Every line from the one containing "Output the text content of this document." through the end of the listing below goes in the output, exactly and without pictures.

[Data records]
○ ○ ○ ○ ○

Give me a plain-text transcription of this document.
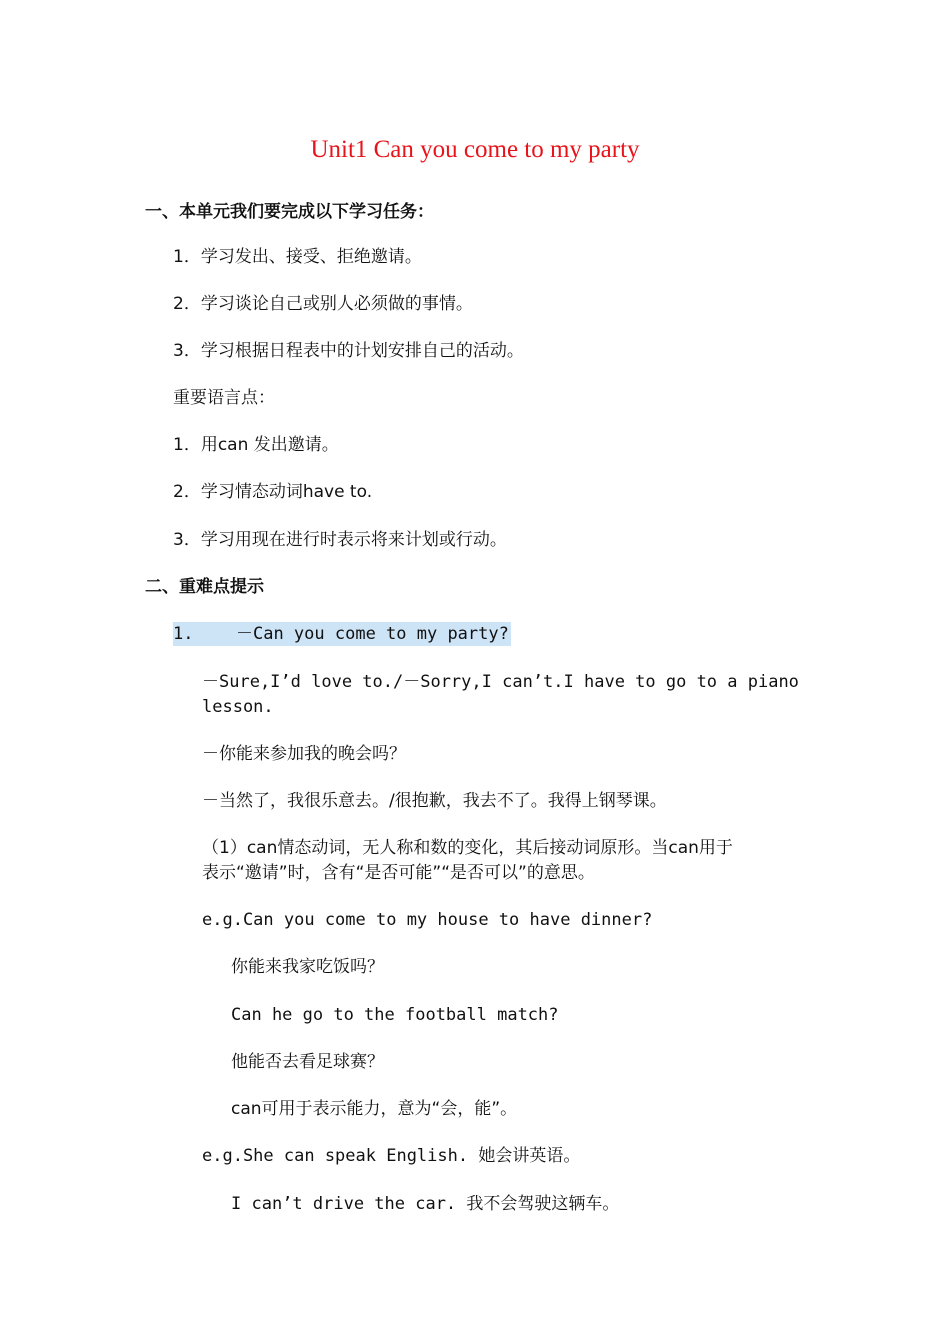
Unit1 Can you come to my party
一、本单元我们要完成以下学习任务：
1．学习发出、接受、拒绝邀请。
2．学习谈论自己或别人必须做的事情。
3．学习根据日程表中的计划安排自己的活动。
重要语言点：
1．用can 发出邀请。
2．学习情态动词have to.
3．学习用现在进行时表示将来计划或行动。
二、重难点提示
1.	－Can you come to my party?
－Sure,I’d love to./－Sorry,I can’t.I have to go to a piano
lesson.
－你能来参加我的晚会吗？
－当然了，我很乐意去。/很抱歉，我去不了。我得上钢琴课。
（1）can情态动词，无人称和数的变化，其后接动词原形。当can用于
表示“邀请”时，含有“是否可能”“是否可以”的意思。
e.g.Can you come to my house to have dinner?
你能来我家吃饭吗？
Can he go to the football match?
他能否去看足球赛？
can可用于表示能力，意为“会，能”。
e.g.She can speak English. 她会讲英语。
I can’t drive the car. 我不会驾驶这辆车。
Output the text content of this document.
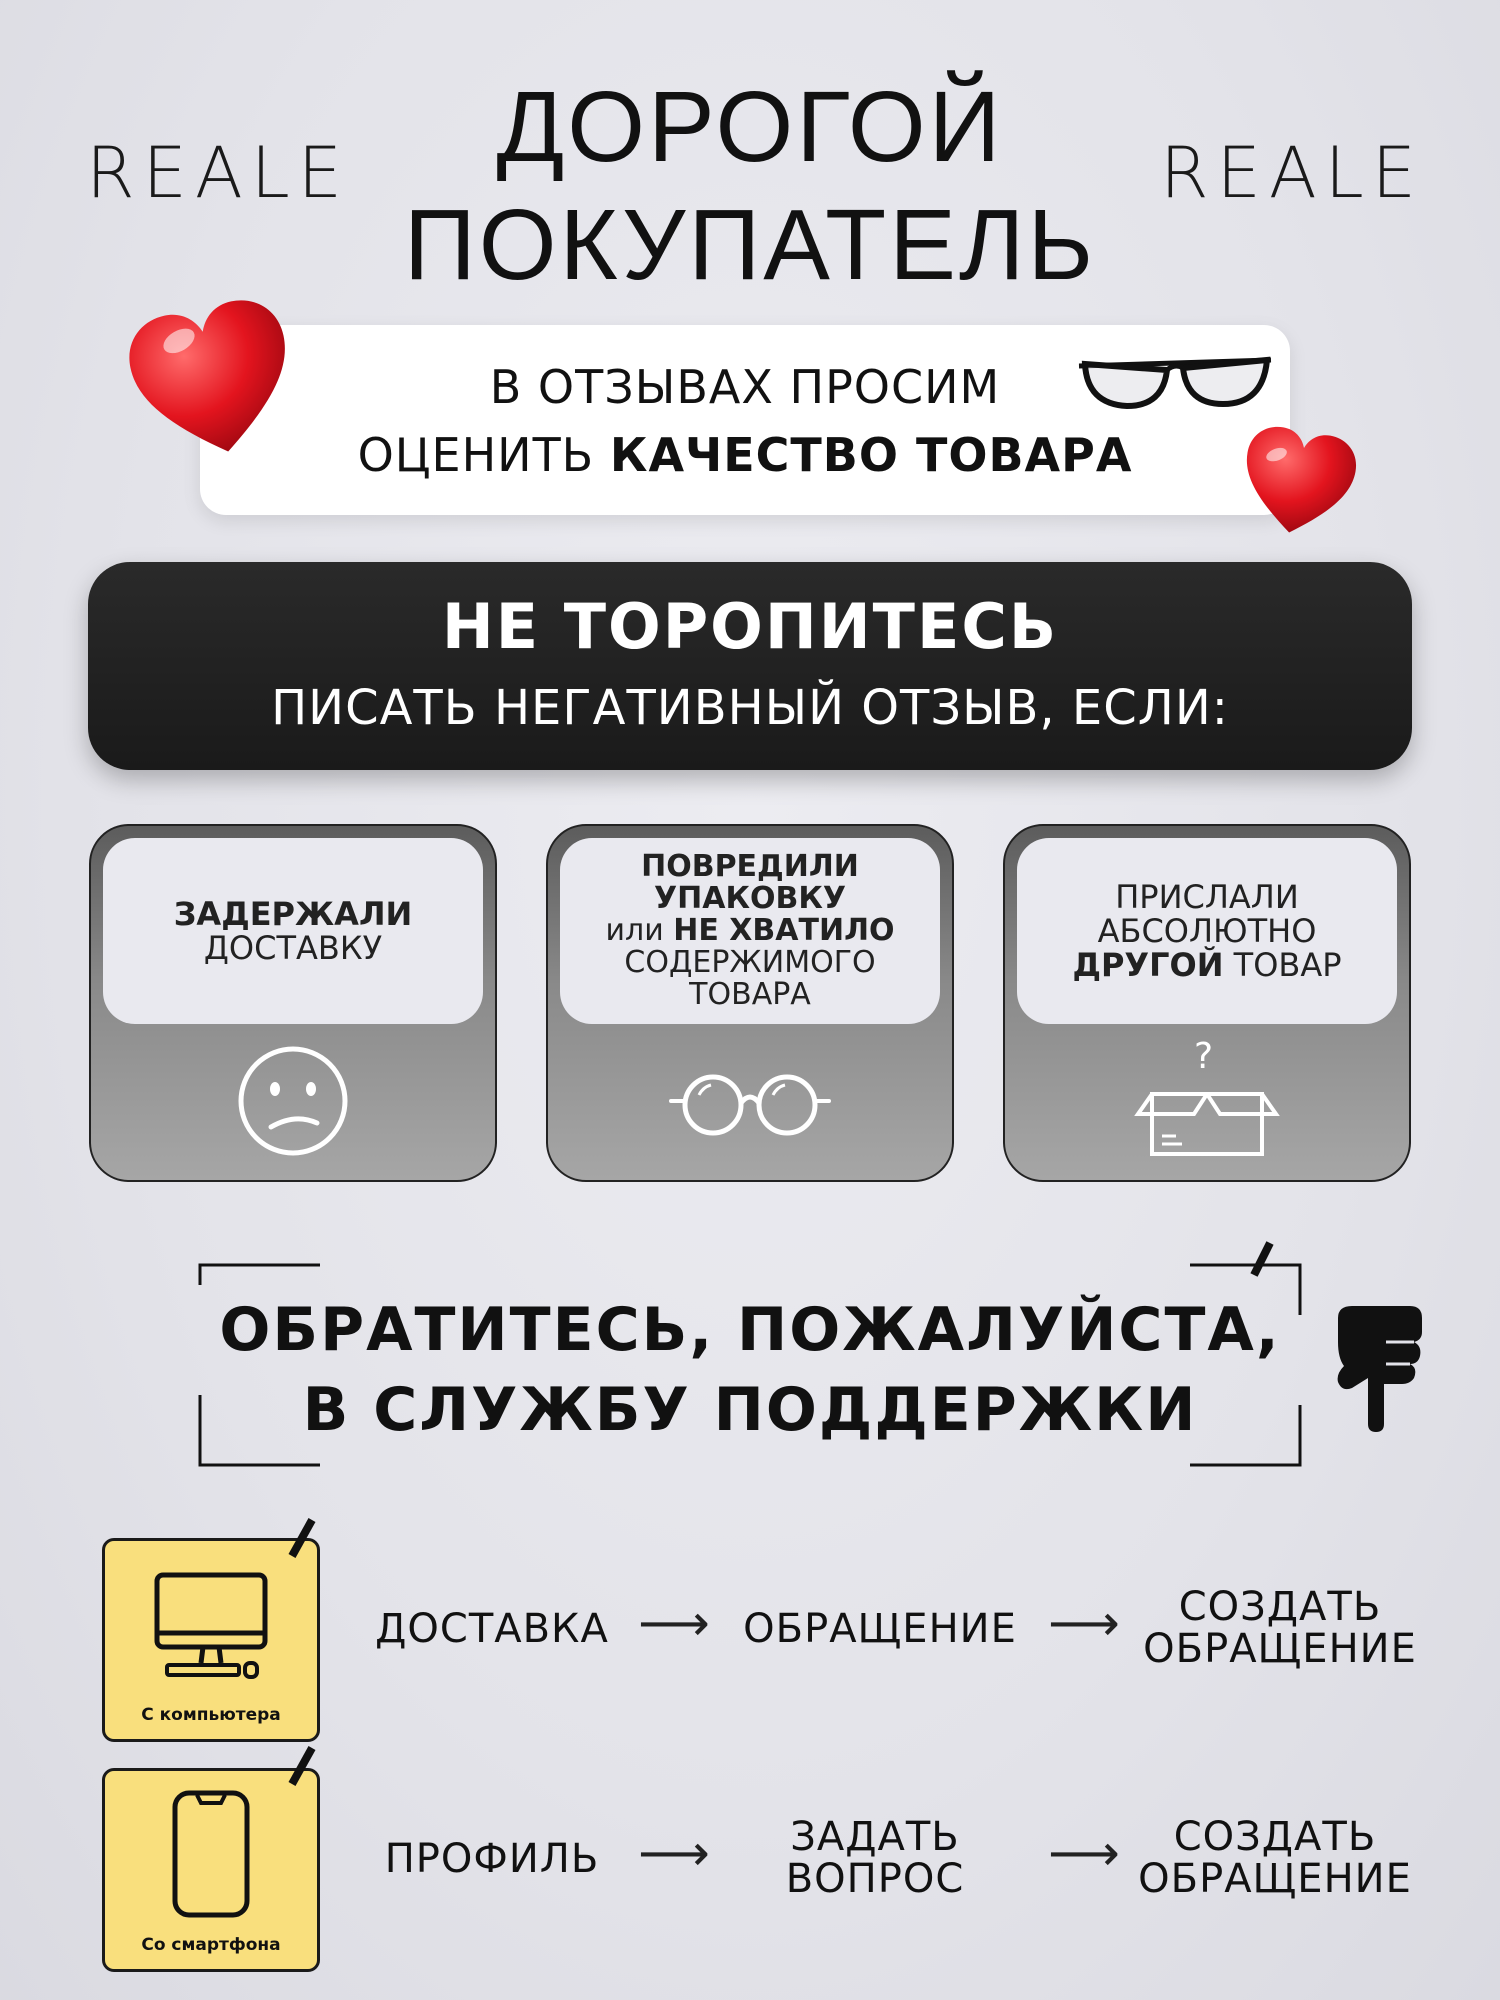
REALE	REALE
ДОРОГОЙ
ПОКУПАТЕЛЬ
В ОТЗЫВАХ ПРОСИМ
ОЦЕНИТЬ КАЧЕСТВО ТОВАРА
НЕ ТОРОПИТЕСЬ
ПИСАТЬ НЕГАТИВНЫЙ ОТЗЫВ, ЕСЛИ:
ЗАДЕРЖАЛИ
ДОСТАВКУ
ПОВРЕДИЛИ
УПАКОВКУ
или НЕ ХВАТИЛО
СОДЕРЖИМОГО
ТОВАРА
ПРИСЛАЛИ
АБСОЛЮТНО
ДРУГОЙ ТОВАР
?
ОБРАТИТЕСЬ, ПОЖАЛУЙСТА,
В СЛУЖБУ ПОДДЕРЖКИ
С компьютера
ДОСТАВКА ⟶ ОБРАЩЕНИЕ ⟶	СОЗДАТЬ ОБРАЩЕНИЕ
Со смартфона
ПРОФИЛЬ ⟶	ЗАДАТЬ ВОПРОС	⟶	СОЗДАТЬ ОБРАЩЕНИЕ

○ ○ ○ ○ ○

## [In response]
Output the text content of this document.
REALE	REALE
ДОРОГОЙ
ПОКУПАТЕЛЬ
В ОТЗЫВАХ ПРОСИМ
ОЦЕНИТЬ КАЧЕСТВО ТОВАРА
НЕ ТОРОПИТЕСЬ
ПИСАТЬ НЕГАТИВНЫЙ ОТЗЫВ, ЕСЛИ:
ЗАДЕРЖАЛИ
ДОСТАВКУ
ПОВРЕДИЛИ
УПАКОВКУ
или НЕ ХВАТИЛО
СОДЕРЖИМОГО
ТОВАРА
ПРИСЛАЛИ
АБСОЛЮТНО
ДРУГОЙ ТОВАР
?
ОБРАТИТЕСЬ, ПОЖАЛУЙСТА,
В СЛУЖБУ ПОДДЕРЖКИ
С компьютера
ДОСТАВКА ⟶ ОБРАЩЕНИЕ ⟶	СОЗДАТЬ ОБРАЩЕНИЕ
Со смартфона
ПРОФИЛЬ ⟶	ЗАДАТЬ ВОПРОС	⟶	СОЗДАТЬ ОБРАЩЕНИЕ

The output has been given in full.